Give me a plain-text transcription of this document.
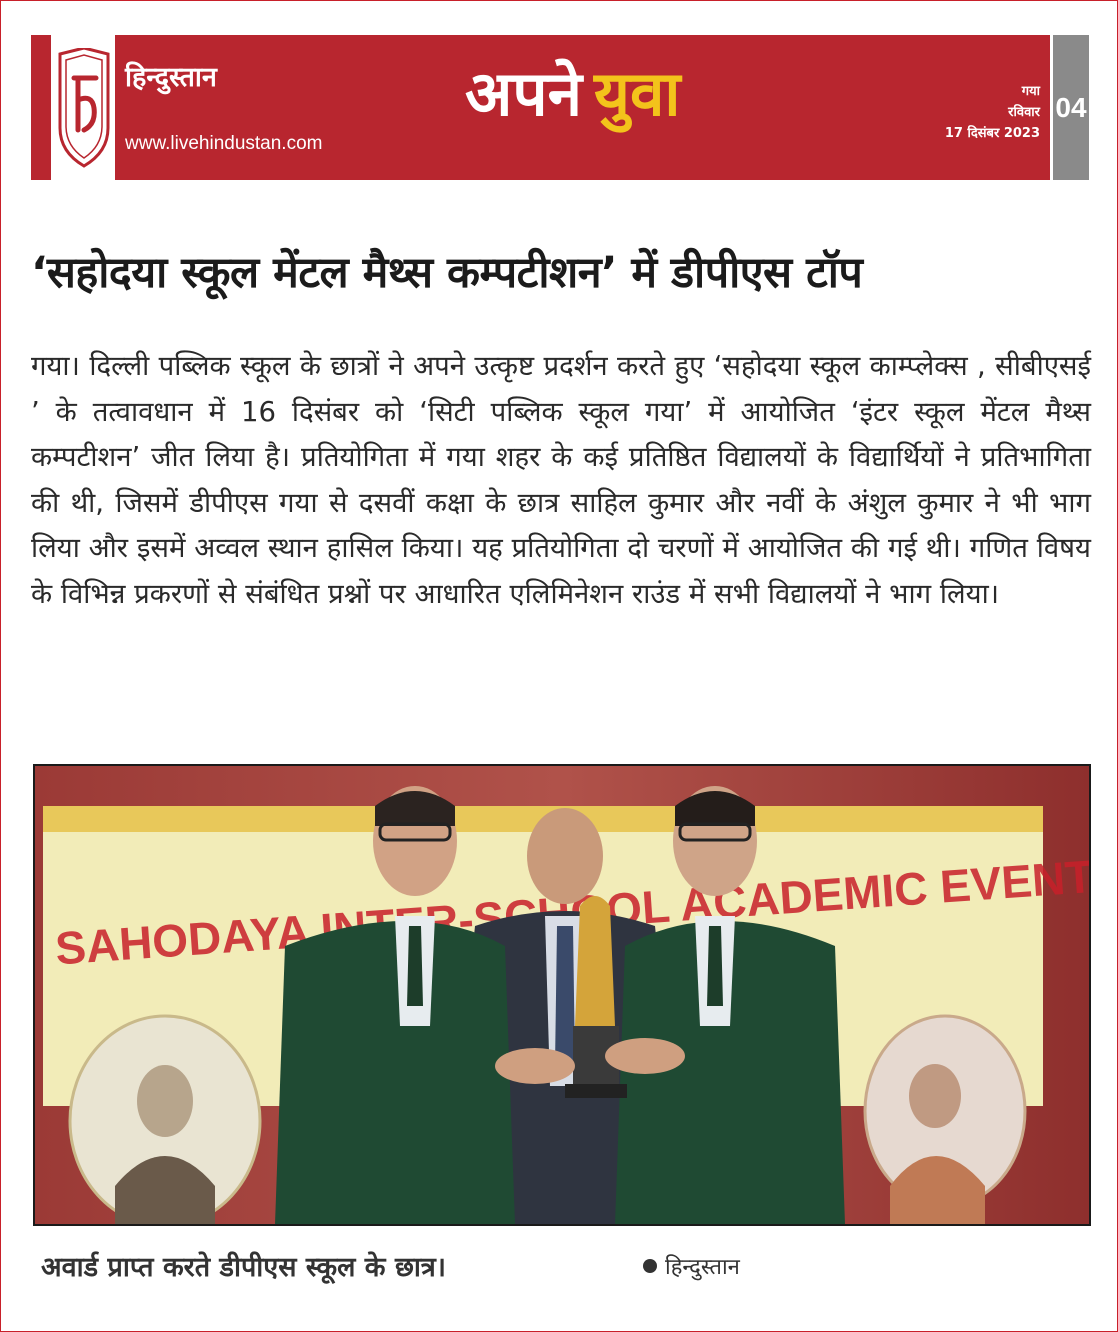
हिन्दुस्तान
www.livehindustan.com
अपने युवा	गया
रविवार
17 दिसंबर 2023
04
‘सहोदया स्कूल मेंटल मैथ्स कम्पटीशन’ में डीपीएस टॉप
गया। दिल्ली पब्लिक स्कूल के छात्रों ने अपने उत्कृष्ट प्रदर्शन करते हुए ‘सहोदया स्कूल काम्प्लेक्स , सीबीएसई ’ के तत्वावधान में 16 दिसंबर को ‘सिटी पब्लिक स्कूल गया’ में आयोजित ‘इंटर स्कूल मेंटल मैथ्स कम्पटीशन’ जीत लिया है। प्रतियोगिता में गया शहर के कई प्रतिष्ठित विद्यालयों के विद्यार्थियों ने प्रतिभागिता की थी, जिसमें डीपीएस गया से दसवीं कक्षा के छात्र साहिल कुमार और नवीं के अंशुल कुमार ने भी भाग लिया और इसमें अव्वल स्थान हासिल किया। यह प्रतियोगिता दो चरणों में आयोजित की गई थी। गणित विषय के विभिन्न प्रकरणों से संबंधित प्रश्नों पर आधारित एलिमिनेशन राउंड में सभी विद्यालयों ने भाग लिया।
SAHODAYA INTER-SCHOOL ACADEMIC EVENT
अवार्ड प्राप्त करते डीपीएस स्कूल के छात्र।	हिन्दुस्तान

────

**WORK TO COMPLETE:** Leave out all pictures, then copy the remaining material exactly.

**COMPLETED EXERCISE:**
Give me a plain-text transcription of this document.
हिन्दुस्तान
www.livehindustan.com
अपने युवा	गया
रविवार
17 दिसंबर 2023
04
‘सहोदया स्कूल मेंटल मैथ्स कम्पटीशन’ में डीपीएस टॉप
गया। दिल्ली पब्लिक स्कूल के छात्रों ने अपने उत्कृष्ट प्रदर्शन करते हुए ‘सहोदया स्कूल काम्प्लेक्स , सीबीएसई ’ के तत्वावधान में 16 दिसंबर को ‘सिटी पब्लिक स्कूल गया’ में आयोजित ‘इंटर स्कूल मेंटल मैथ्स कम्पटीशन’ जीत लिया है। प्रतियोगिता में गया शहर के कई प्रतिष्ठित विद्यालयों के विद्यार्थियों ने प्रतिभागिता की थी, जिसमें डीपीएस गया से दसवीं कक्षा के छात्र साहिल कुमार और नवीं के अंशुल कुमार ने भी भाग लिया और इसमें अव्वल स्थान हासिल किया। यह प्रतियोगिता दो चरणों में आयोजित की गई थी। गणित विषय के विभिन्न प्रकरणों से संबंधित प्रश्नों पर आधारित एलिमिनेशन राउंड में सभी विद्यालयों ने भाग लिया।
SAHODAYA INTER-SCHOOL ACADEMIC EVENT
अवार्ड प्राप्त करते डीपीएस स्कूल के छात्र।	हिन्दुस्तान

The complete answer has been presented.